## [Materials provided]
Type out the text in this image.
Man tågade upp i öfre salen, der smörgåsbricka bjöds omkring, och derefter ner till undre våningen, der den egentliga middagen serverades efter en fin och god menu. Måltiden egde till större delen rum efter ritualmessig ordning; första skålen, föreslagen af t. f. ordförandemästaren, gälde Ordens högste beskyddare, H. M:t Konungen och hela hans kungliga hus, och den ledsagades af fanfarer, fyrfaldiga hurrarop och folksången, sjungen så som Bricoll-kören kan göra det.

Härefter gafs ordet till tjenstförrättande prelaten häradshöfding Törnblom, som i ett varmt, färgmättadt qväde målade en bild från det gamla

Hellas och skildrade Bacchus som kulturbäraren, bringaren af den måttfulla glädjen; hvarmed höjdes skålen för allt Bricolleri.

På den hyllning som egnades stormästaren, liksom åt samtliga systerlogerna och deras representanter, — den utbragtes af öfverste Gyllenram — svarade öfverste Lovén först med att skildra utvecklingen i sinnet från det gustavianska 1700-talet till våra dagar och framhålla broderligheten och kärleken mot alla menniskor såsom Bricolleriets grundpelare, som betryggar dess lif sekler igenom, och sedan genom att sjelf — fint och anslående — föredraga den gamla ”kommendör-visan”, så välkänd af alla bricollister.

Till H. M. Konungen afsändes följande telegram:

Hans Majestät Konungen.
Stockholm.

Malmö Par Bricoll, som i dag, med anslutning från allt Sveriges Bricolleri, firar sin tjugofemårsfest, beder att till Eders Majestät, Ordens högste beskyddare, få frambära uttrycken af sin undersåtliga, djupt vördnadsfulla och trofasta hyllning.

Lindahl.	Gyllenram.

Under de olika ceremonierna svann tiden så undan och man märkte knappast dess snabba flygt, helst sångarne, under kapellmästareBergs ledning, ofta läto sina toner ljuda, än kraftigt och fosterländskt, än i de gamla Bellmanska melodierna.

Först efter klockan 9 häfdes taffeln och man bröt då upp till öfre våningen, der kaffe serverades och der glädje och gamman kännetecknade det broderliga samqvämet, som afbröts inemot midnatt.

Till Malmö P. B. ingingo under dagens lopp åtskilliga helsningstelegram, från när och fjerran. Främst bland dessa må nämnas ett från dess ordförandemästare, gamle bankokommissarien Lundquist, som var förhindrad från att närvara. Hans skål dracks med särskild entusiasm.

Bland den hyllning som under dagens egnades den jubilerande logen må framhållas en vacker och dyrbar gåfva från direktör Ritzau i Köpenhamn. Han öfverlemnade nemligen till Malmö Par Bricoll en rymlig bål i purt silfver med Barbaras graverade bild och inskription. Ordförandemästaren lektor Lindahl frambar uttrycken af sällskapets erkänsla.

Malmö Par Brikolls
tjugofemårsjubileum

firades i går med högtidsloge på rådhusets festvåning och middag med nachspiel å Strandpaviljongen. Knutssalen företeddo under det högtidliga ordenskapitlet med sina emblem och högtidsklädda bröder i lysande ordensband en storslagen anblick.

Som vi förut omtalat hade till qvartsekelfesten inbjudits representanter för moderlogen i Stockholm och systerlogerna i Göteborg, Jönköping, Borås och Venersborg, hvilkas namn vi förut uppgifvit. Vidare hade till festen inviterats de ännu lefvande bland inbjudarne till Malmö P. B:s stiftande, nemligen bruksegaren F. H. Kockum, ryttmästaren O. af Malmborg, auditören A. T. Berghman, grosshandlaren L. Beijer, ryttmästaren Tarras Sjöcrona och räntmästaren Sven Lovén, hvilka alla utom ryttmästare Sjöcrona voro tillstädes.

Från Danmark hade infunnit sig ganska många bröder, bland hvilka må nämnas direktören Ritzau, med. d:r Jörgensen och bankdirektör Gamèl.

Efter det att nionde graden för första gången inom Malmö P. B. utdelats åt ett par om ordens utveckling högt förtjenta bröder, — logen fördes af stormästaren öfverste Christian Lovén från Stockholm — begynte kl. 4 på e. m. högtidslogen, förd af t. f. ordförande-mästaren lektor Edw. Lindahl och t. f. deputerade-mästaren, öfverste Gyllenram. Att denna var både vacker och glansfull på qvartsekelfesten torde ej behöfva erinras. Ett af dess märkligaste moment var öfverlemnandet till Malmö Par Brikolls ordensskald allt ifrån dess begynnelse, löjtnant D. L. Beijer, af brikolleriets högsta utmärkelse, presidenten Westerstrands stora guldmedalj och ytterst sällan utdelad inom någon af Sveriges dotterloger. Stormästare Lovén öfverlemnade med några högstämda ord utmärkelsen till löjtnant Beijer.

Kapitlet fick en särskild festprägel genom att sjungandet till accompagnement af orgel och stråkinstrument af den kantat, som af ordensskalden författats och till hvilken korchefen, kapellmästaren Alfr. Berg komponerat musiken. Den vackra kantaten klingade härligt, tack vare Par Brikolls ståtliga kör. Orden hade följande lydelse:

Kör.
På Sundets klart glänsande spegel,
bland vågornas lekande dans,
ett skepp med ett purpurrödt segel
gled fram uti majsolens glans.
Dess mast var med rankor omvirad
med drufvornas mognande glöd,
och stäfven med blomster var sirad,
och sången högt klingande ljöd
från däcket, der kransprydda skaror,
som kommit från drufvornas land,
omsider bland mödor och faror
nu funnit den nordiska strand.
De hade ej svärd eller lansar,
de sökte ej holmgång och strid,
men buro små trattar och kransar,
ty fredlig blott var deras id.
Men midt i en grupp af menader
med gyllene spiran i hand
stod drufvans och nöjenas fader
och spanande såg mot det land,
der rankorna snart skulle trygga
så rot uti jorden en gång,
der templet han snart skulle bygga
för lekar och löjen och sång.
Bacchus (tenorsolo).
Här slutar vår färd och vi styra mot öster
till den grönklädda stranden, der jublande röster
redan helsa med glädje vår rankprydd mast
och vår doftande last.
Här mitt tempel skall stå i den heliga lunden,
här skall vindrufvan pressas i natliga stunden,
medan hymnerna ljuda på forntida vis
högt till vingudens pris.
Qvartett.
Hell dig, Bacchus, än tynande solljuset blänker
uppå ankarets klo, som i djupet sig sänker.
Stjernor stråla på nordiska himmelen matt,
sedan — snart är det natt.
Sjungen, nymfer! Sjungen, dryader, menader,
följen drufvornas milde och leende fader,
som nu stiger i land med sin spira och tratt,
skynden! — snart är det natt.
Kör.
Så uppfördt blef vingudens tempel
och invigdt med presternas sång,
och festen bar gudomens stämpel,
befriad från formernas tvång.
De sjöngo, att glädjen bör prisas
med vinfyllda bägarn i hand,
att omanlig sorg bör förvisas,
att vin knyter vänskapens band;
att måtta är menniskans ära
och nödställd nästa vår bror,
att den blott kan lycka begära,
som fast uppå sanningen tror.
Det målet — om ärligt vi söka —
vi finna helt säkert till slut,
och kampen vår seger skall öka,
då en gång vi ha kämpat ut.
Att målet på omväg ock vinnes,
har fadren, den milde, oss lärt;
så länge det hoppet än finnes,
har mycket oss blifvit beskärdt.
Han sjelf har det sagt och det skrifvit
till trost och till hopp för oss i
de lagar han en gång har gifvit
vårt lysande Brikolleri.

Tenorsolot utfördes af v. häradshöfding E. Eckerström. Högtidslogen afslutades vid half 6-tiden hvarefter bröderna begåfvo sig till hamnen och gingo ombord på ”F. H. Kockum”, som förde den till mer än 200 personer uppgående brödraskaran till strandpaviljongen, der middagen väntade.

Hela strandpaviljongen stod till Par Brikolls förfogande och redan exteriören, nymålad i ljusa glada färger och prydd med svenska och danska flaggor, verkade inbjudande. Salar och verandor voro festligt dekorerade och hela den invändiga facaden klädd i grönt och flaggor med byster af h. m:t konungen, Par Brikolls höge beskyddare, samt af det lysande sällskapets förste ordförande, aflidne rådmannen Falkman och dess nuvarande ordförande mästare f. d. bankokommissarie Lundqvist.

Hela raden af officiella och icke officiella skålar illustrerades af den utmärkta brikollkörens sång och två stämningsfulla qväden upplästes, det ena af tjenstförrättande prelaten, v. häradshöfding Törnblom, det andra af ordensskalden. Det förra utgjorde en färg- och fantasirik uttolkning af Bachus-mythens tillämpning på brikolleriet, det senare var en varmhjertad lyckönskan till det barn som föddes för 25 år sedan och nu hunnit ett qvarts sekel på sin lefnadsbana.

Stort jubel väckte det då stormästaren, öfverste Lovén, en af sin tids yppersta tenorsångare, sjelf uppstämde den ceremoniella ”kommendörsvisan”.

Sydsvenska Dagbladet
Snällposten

## [Task requirements]
All lines that contain the word "ordensskalden" should be copied from the listing.

## [Your response]
Kapitlet fick en särskild festprägel genom att sjungandet till accompagnement af orgel och stråkinstrument af den kantat, som af ordensskalden författats och till hvilken korchefen, kapellmästaren Alfr. Berg komponerat musiken. Den vackra kantaten klingade härligt, tack vare Par Brikolls ståtliga kör. Orden hade följande lydelse:
Hela raden af officiella och icke officiella skålar illustrerades af den utmärkta brikollkörens sång och två stämningsfulla qväden upplästes, det ena af tjenstförrättande prelaten, v. häradshöfding Törnblom, det andra af ordensskalden. Det förra utgjorde en färg- och fantasirik uttolkning af Bachus-mythens tillämpning på brikolleriet, det senare var en varmhjertad lyckönskan till det barn som föddes för 25 år sedan och nu hunnit ett qvarts sekel på sin lefnadsbana.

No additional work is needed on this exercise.